**Your objective:**
The data below is to be returned in full and exactly.
——
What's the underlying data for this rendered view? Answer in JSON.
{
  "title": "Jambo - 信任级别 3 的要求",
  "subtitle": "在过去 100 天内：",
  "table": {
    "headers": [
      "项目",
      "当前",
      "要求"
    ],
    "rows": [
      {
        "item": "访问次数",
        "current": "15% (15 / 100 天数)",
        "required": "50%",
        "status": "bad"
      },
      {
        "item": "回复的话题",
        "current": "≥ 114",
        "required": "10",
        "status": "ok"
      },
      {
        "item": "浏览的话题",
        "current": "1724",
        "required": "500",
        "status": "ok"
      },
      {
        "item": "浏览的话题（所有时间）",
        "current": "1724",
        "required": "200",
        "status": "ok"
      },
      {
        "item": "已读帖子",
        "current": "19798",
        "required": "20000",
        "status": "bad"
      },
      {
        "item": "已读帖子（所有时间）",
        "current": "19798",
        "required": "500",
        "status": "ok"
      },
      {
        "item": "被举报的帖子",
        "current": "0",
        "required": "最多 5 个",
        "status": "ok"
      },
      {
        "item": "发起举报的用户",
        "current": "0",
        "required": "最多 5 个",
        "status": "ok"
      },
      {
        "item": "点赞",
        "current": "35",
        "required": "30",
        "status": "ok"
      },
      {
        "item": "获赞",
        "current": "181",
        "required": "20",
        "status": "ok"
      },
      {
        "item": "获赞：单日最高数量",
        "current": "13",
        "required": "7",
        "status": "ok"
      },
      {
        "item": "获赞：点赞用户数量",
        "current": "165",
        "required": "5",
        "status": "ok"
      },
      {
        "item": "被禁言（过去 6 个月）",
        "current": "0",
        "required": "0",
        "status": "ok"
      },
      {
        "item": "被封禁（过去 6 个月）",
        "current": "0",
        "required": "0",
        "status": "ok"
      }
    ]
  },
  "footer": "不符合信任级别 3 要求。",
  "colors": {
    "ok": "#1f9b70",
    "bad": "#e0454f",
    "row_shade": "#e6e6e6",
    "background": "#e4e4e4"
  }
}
——
**Output for this exercise:**
What's the underlying data for this rendered view? Answer in JSON.
{
  "title": "Jambo - 信任级别 3 的要求",
  "subtitle": "在过去 100 天内：",
  "table": {
    "headers": [
      "项目",
      "当前",
      "要求"
    ],
    "rows": [
      {
        "item": "访问次数",
        "current": "15% (15 / 100 天数)",
        "required": "50%",
        "status": "bad"
      },
      {
        "item": "回复的话题",
        "current": "≥ 114",
        "required": "10",
        "status": "ok"
      },
      {
        "item": "浏览的话题",
        "current": "1724",
        "required": "500",
        "status": "ok"
      },
      {
        "item": "浏览的话题（所有时间）",
        "current": "1724",
        "required": "200",
        "status": "ok"
      },
      {
        "item": "已读帖子",
        "current": "19798",
        "required": "20000",
        "status": "bad"
      },
      {
        "item": "已读帖子（所有时间）",
        "current": "19798",
        "required": "500",
        "status": "ok"
      },
      {
        "item": "被举报的帖子",
        "current": "0",
        "required": "最多 5 个",
        "status": "ok"
      },
      {
        "item": "发起举报的用户",
        "current": "0",
        "required": "最多 5 个",
        "status": "ok"
      },
      {
        "item": "点赞",
        "current": "35",
        "required": "30",
        "status": "ok"
      },
      {
        "item": "获赞",
        "current": "181",
        "required": "20",
        "status": "ok"
      },
      {
        "item": "获赞：单日最高数量",
        "current": "13",
        "required": "7",
        "status": "ok"
      },
      {
        "item": "获赞：点赞用户数量",
        "current": "165",
        "required": "5",
        "status": "ok"
      },
      {
        "item": "被禁言（过去 6 个月）",
        "current": "0",
        "required": "0",
        "status": "ok"
      },
      {
        "item": "被封禁（过去 6 个月）",
        "current": "0",
        "required": "0",
        "status": "ok"
      }
    ]
  },
  "footer": "不符合信任级别 3 要求。",
  "colors": {
    "ok": "#1f9b70",
    "bad": "#e0454f",
    "row_shade": "#e6e6e6",
    "background": "#e4e4e4"
  }
}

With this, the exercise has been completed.